▶ **Problem details**: Drop the images; return everything else in the listing below exactly.

▶ **Collection entries**:
>> START
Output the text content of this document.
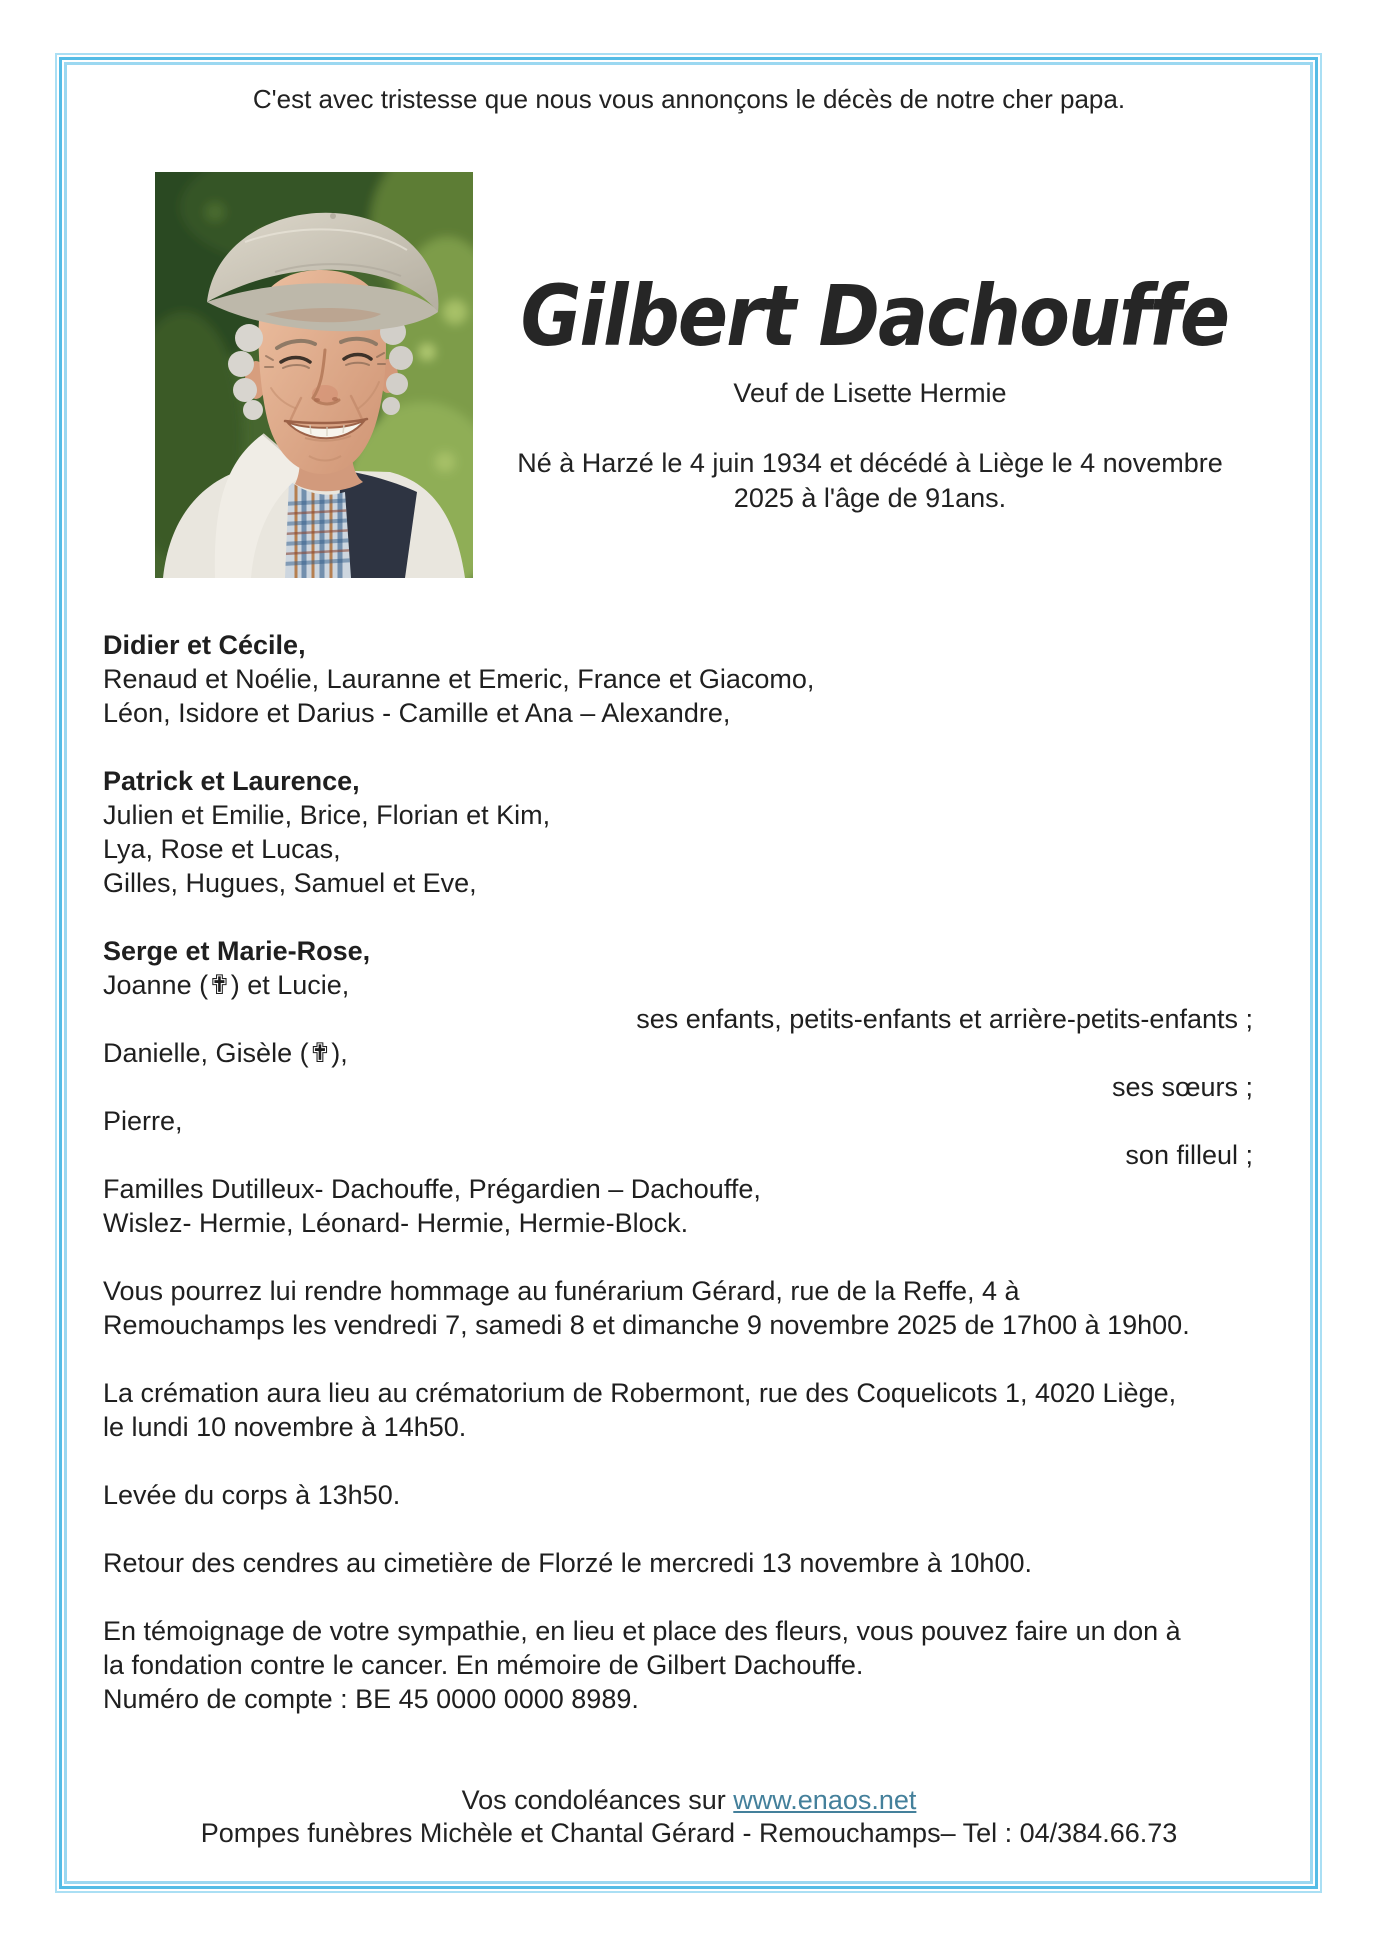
C'est avec tristesse que nous vous annonçons le décès de notre cher papa.
Gilbert Dachouffe
Veuf de Lisette Hermie
Né à Harzé le 4 juin 1934 et décédé à Liège le 4 novembre
2025 à l'âge de 91ans.
Didier et Cécile,
Renaud et Noélie, Lauranne et Emeric, France et Giacomo,
Léon, Isidore et Darius - Camille et Ana – Alexandre,
Patrick et Laurence,
Julien et Emilie, Brice, Florian et Kim,
Lya, Rose et Lucas,
Gilles, Hugues, Samuel et Eve,
Serge et Marie-Rose,
Joanne (✟) et Lucie,
ses enfants, petits-enfants et arrière-petits-enfants ;
Danielle, Gisèle (✟),
ses sœurs ;
Pierre,
son filleul ;
Familles Dutilleux- Dachouffe, Prégardien – Dachouffe,
Wislez- Hermie, Léonard- Hermie, Hermie-Block.
Vous pourrez lui rendre hommage au funérarium Gérard, rue de la Reffe, 4 à
Remouchamps les vendredi 7, samedi 8 et dimanche 9 novembre 2025 de 17h00 à 19h00.
La crémation aura lieu au crématorium de Robermont, rue des Coquelicots 1, 4020 Liège,
le lundi 10 novembre à 14h50.
Levée du corps à 13h50.
Retour des cendres au cimetière de Florzé le mercredi 13 novembre à 10h00.
En témoignage de votre sympathie, en lieu et place des fleurs, vous pouvez faire un don à
la fondation contre le cancer. En mémoire de Gilbert Dachouffe.
Numéro de compte : BE 45 0000 0000 8989.
Vos condoléances sur www.enaos.net
Pompes funèbres Michèle et Chantal Gérard - Remouchamps– Tel : 04/384.66.73
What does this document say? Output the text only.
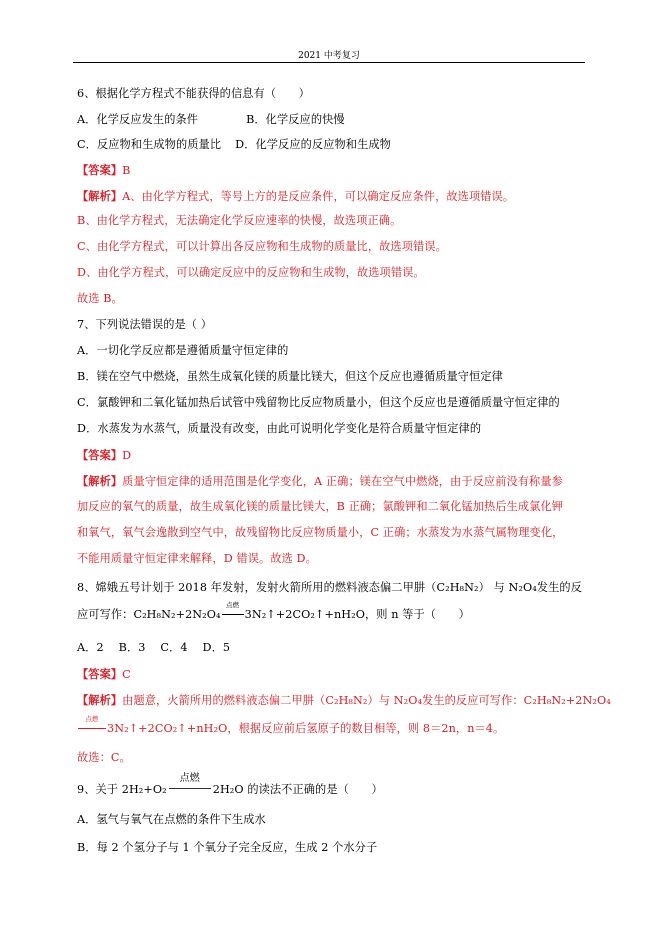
2021 中考复习
6、根据化学方程式不能获得的信息有（　　）
A．化学反应发生的条件	B．化学反应的快慢
C．反应物和生成物的质量比 D．化学反应的反应物和生成物
【答案】B
【解析】A、由化学方程式，等号上方的是反应条件，可以确定反应条件，故选项错误。
B、由化学方程式，无法确定化学反应速率的快慢，故选项正确。
C、由化学方程式，可以计算出各反应物和生成物的质量比，故选项错误。
D、由化学方程式，可以确定反应中的反应物和生成物，故选项错误。
故选 B。
7、下列说法错误的是（ ）
A．一切化学反应都是遵循质量守恒定律的
B．镁在空气中燃烧，虽然生成氧化镁的质量比镁大，但这个反应也遵循质量守恒定律
C．氯酸钾和二氧化锰加热后试管中残留物比反应物质量小，但这个反应也是遵循质量守恒定律的
D．水蒸发为水蒸气，质量没有改变，由此可说明化学变化是符合质量守恒定律的
【答案】D
【解析】质量守恒定律的适用范围是化学变化，A 正确；镁在空气中燃烧，由于反应前没有称量参
加反应的氧气的质量，故生成氧化镁的质量比镁大，B 正确；氯酸钾和二氧化锰加热后生成氯化钾
和氧气，氧气会逸散到空气中，故残留物比反应物质量小，C 正确；水蒸发为水蒸气属物理变化，
不能用质量守恒定律来解释，D 错误。故选 D。
8、嫦娥五号计划于 2018 年发射，发射火箭所用的燃料液态偏二甲肼（C₂H₈N₂） 与 N₂O₄发生的反
应可写作：C₂H₈N₂+2N₂O₄
点燃
3N₂↑+2CO₂↑+nH₂O，则 n 等于（　　）
A．2　 B．3　 C．4　 D．5
【答案】C
【解析】由题意，火箭所用的燃料液态偏二甲肼（C₂H₈N₂）与 N₂O₄发生的反应可写作：C₂H₈N₂+2N₂O₄
点燃
3N₂↑+2CO₂↑+nH₂O，根据反应前后氢原子的数目相等，则 8＝2n，n＝4。
故选：C。
9、关于 2H₂+O₂
点燃
2H₂O 的读法不正确的是（　　）
A．氢气与氧气在点燃的条件下生成水
B．每 2 个氢分子与 1 个氧分子完全反应，生成 2 个水分子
>> END
▶ **Correct response**:
Output the text content of this document.
C'est avec tristesse que nous vous annonçons le décès de notre cher papa.
Gilbert Dachouffe
Veuf de Lisette Hermie
Né à Harzé le 4 juin 1934 et décédé à Liège le 4 novembre
2025 à l'âge de 91ans.
Didier et Cécile,
Renaud et Noélie, Lauranne et Emeric, France et Giacomo,
Léon, Isidore et Darius - Camille et Ana – Alexandre,
Patrick et Laurence,
Julien et Emilie, Brice, Florian et Kim,
Lya, Rose et Lucas,
Gilles, Hugues, Samuel et Eve,
Serge et Marie-Rose,
Joanne (✟) et Lucie,
ses enfants, petits-enfants et arrière-petits-enfants ;
Danielle, Gisèle (✟),
ses sœurs ;
Pierre,
son filleul ;
Familles Dutilleux- Dachouffe, Prégardien – Dachouffe,
Wislez- Hermie, Léonard- Hermie, Hermie-Block.
Vous pourrez lui rendre hommage au funérarium Gérard, rue de la Reffe, 4 à
Remouchamps les vendredi 7, samedi 8 et dimanche 9 novembre 2025 de 17h00 à 19h00.
La crémation aura lieu au crématorium de Robermont, rue des Coquelicots 1, 4020 Liège,
le lundi 10 novembre à 14h50.
Levée du corps à 13h50.
Retour des cendres au cimetière de Florzé le mercredi 13 novembre à 10h00.
En témoignage de votre sympathie, en lieu et place des fleurs, vous pouvez faire un don à
la fondation contre le cancer. En mémoire de Gilbert Dachouffe.
Numéro de compte : BE 45 0000 0000 8989.
Vos condoléances sur www.enaos.net
Pompes funèbres Michèle et Chantal Gérard - Remouchamps– Tel : 04/384.66.73
What does this document say? Output the text only.
2021 中考复习
6、根据化学方程式不能获得的信息有（　　）
A．化学反应发生的条件	B．化学反应的快慢
C．反应物和生成物的质量比 D．化学反应的反应物和生成物
【答案】B
【解析】A、由化学方程式，等号上方的是反应条件，可以确定反应条件，故选项错误。
B、由化学方程式，无法确定化学反应速率的快慢，故选项正确。
C、由化学方程式，可以计算出各反应物和生成物的质量比，故选项错误。
D、由化学方程式，可以确定反应中的反应物和生成物，故选项错误。
故选 B。
7、下列说法错误的是（ ）
A．一切化学反应都是遵循质量守恒定律的
B．镁在空气中燃烧，虽然生成氧化镁的质量比镁大，但这个反应也遵循质量守恒定律
C．氯酸钾和二氧化锰加热后试管中残留物比反应物质量小，但这个反应也是遵循质量守恒定律的
D．水蒸发为水蒸气，质量没有改变，由此可说明化学变化是符合质量守恒定律的
【答案】D
【解析】质量守恒定律的适用范围是化学变化，A 正确；镁在空气中燃烧，由于反应前没有称量参
加反应的氧气的质量，故生成氧化镁的质量比镁大，B 正确；氯酸钾和二氧化锰加热后生成氯化钾
和氧气，氧气会逸散到空气中，故残留物比反应物质量小，C 正确；水蒸发为水蒸气属物理变化，
不能用质量守恒定律来解释，D 错误。故选 D。
8、嫦娥五号计划于 2018 年发射，发射火箭所用的燃料液态偏二甲肼（C₂H₈N₂） 与 N₂O₄发生的反
应可写作：C₂H₈N₂+2N₂O₄
点燃
3N₂↑+2CO₂↑+nH₂O，则 n 等于（　　）
A．2　 B．3　 C．4　 D．5
【答案】C
【解析】由题意，火箭所用的燃料液态偏二甲肼（C₂H₈N₂）与 N₂O₄发生的反应可写作：C₂H₈N₂+2N₂O₄
点燃
3N₂↑+2CO₂↑+nH₂O，根据反应前后氢原子的数目相等，则 8＝2n，n＝4。
故选：C。
9、关于 2H₂+O₂
点燃
2H₂O 的读法不正确的是（　　）
A．氢气与氧气在点燃的条件下生成水
B．每 2 个氢分子与 1 个氧分子完全反应，生成 2 个水分子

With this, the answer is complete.